Repeat each record below exactly, dropping the pictures.

-- Start EXERCISE INPUT --

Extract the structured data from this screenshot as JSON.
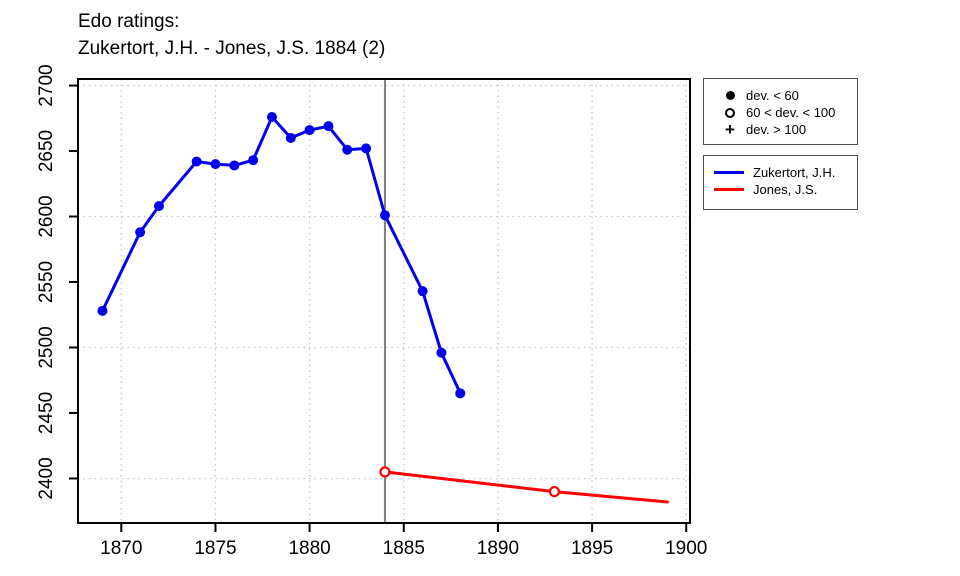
{
  "title": {
    "line1": "Edo ratings:",
    "line2": "Zukertort, J.H. - Jones, J.S. 1884 (2)"
  },
  "colors": {
    "series1": "#0000ee",
    "series2": "#ff0000",
    "event_line": "#808080",
    "grid": "#c4c4c4",
    "axis": "#000000",
    "legend_border": "#4d4d4d"
  },
  "marker_legend": {
    "items": [
      {
        "symbol": "filled-circle",
        "label": "dev. < 60"
      },
      {
        "symbol": "open-circle",
        "label": "60 < dev. < 100"
      },
      {
        "symbol": "plus",
        "label": "dev. > 100"
      }
    ]
  },
  "series_legend": {
    "items": [
      {
        "color": "#0000ee",
        "label": "Zukertort, J.H."
      },
      {
        "color": "#ff0000",
        "label": "Jones, J.S."
      }
    ]
  },
  "chart_data": {
    "type": "line",
    "title": "Edo ratings: Zukertort, J.H. - Jones, J.S. 1884 (2)",
    "xlabel": "",
    "ylabel": "",
    "grid": true,
    "legend_position": "right",
    "x_ticks": [
      1870,
      1875,
      1880,
      1885,
      1890,
      1895,
      1900
    ],
    "y_ticks": [
      2400,
      2450,
      2500,
      2550,
      2600,
      2650,
      2700
    ],
    "x_gridlines": [
      1870,
      1875,
      1880,
      1885,
      1890,
      1895,
      1900
    ],
    "y_gridlines": [
      2400,
      2500,
      2600,
      2700
    ],
    "xlim": [
      1867.7,
      1900.2
    ],
    "ylim": [
      2366,
      2705
    ],
    "event_line_x": 1884,
    "series": [
      {
        "name": "Zukertort, J.H.",
        "color": "#0000ee",
        "default_marker": "filled-circle",
        "points": [
          {
            "x": 1869,
            "y": 2528
          },
          {
            "x": 1871,
            "y": 2588
          },
          {
            "x": 1872,
            "y": 2608
          },
          {
            "x": 1874,
            "y": 2642
          },
          {
            "x": 1875,
            "y": 2640
          },
          {
            "x": 1876,
            "y": 2639
          },
          {
            "x": 1877,
            "y": 2643
          },
          {
            "x": 1878,
            "y": 2676
          },
          {
            "x": 1879,
            "y": 2660
          },
          {
            "x": 1880,
            "y": 2666
          },
          {
            "x": 1881,
            "y": 2669
          },
          {
            "x": 1882,
            "y": 2651
          },
          {
            "x": 1883,
            "y": 2652
          },
          {
            "x": 1884,
            "y": 2601
          },
          {
            "x": 1886,
            "y": 2543
          },
          {
            "x": 1887,
            "y": 2496
          },
          {
            "x": 1888,
            "y": 2465
          }
        ]
      },
      {
        "name": "Jones, J.S.",
        "color": "#ff0000",
        "default_marker": "open-circle",
        "points": [
          {
            "x": 1884,
            "y": 2405
          },
          {
            "x": 1893,
            "y": 2390
          },
          {
            "x": 1899,
            "y": 2382,
            "marker": "none"
          }
        ]
      }
    ]
  }
}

-- End EXERCISE INPUT --

FULL SOLUTION:
Extract the structured data from this screenshot as JSON.
{
  "title": {
    "line1": "Edo ratings:",
    "line2": "Zukertort, J.H. - Jones, J.S. 1884 (2)"
  },
  "colors": {
    "series1": "#0000ee",
    "series2": "#ff0000",
    "event_line": "#808080",
    "grid": "#c4c4c4",
    "axis": "#000000",
    "legend_border": "#4d4d4d"
  },
  "marker_legend": {
    "items": [
      {
        "symbol": "filled-circle",
        "label": "dev. < 60"
      },
      {
        "symbol": "open-circle",
        "label": "60 < dev. < 100"
      },
      {
        "symbol": "plus",
        "label": "dev. > 100"
      }
    ]
  },
  "series_legend": {
    "items": [
      {
        "color": "#0000ee",
        "label": "Zukertort, J.H."
      },
      {
        "color": "#ff0000",
        "label": "Jones, J.S."
      }
    ]
  },
  "chart_data": {
    "type": "line",
    "title": "Edo ratings: Zukertort, J.H. - Jones, J.S. 1884 (2)",
    "xlabel": "",
    "ylabel": "",
    "grid": true,
    "legend_position": "right",
    "x_ticks": [
      1870,
      1875,
      1880,
      1885,
      1890,
      1895,
      1900
    ],
    "y_ticks": [
      2400,
      2450,
      2500,
      2550,
      2600,
      2650,
      2700
    ],
    "x_gridlines": [
      1870,
      1875,
      1880,
      1885,
      1890,
      1895,
      1900
    ],
    "y_gridlines": [
      2400,
      2500,
      2600,
      2700
    ],
    "xlim": [
      1867.7,
      1900.2
    ],
    "ylim": [
      2366,
      2705
    ],
    "event_line_x": 1884,
    "series": [
      {
        "name": "Zukertort, J.H.",
        "color": "#0000ee",
        "default_marker": "filled-circle",
        "points": [
          {
            "x": 1869,
            "y": 2528
          },
          {
            "x": 1871,
            "y": 2588
          },
          {
            "x": 1872,
            "y": 2608
          },
          {
            "x": 1874,
            "y": 2642
          },
          {
            "x": 1875,
            "y": 2640
          },
          {
            "x": 1876,
            "y": 2639
          },
          {
            "x": 1877,
            "y": 2643
          },
          {
            "x": 1878,
            "y": 2676
          },
          {
            "x": 1879,
            "y": 2660
          },
          {
            "x": 1880,
            "y": 2666
          },
          {
            "x": 1881,
            "y": 2669
          },
          {
            "x": 1882,
            "y": 2651
          },
          {
            "x": 1883,
            "y": 2652
          },
          {
            "x": 1884,
            "y": 2601
          },
          {
            "x": 1886,
            "y": 2543
          },
          {
            "x": 1887,
            "y": 2496
          },
          {
            "x": 1888,
            "y": 2465
          }
        ]
      },
      {
        "name": "Jones, J.S.",
        "color": "#ff0000",
        "default_marker": "open-circle",
        "points": [
          {
            "x": 1884,
            "y": 2405
          },
          {
            "x": 1893,
            "y": 2390
          },
          {
            "x": 1899,
            "y": 2382,
            "marker": "none"
          }
        ]
      }
    ]
  }
}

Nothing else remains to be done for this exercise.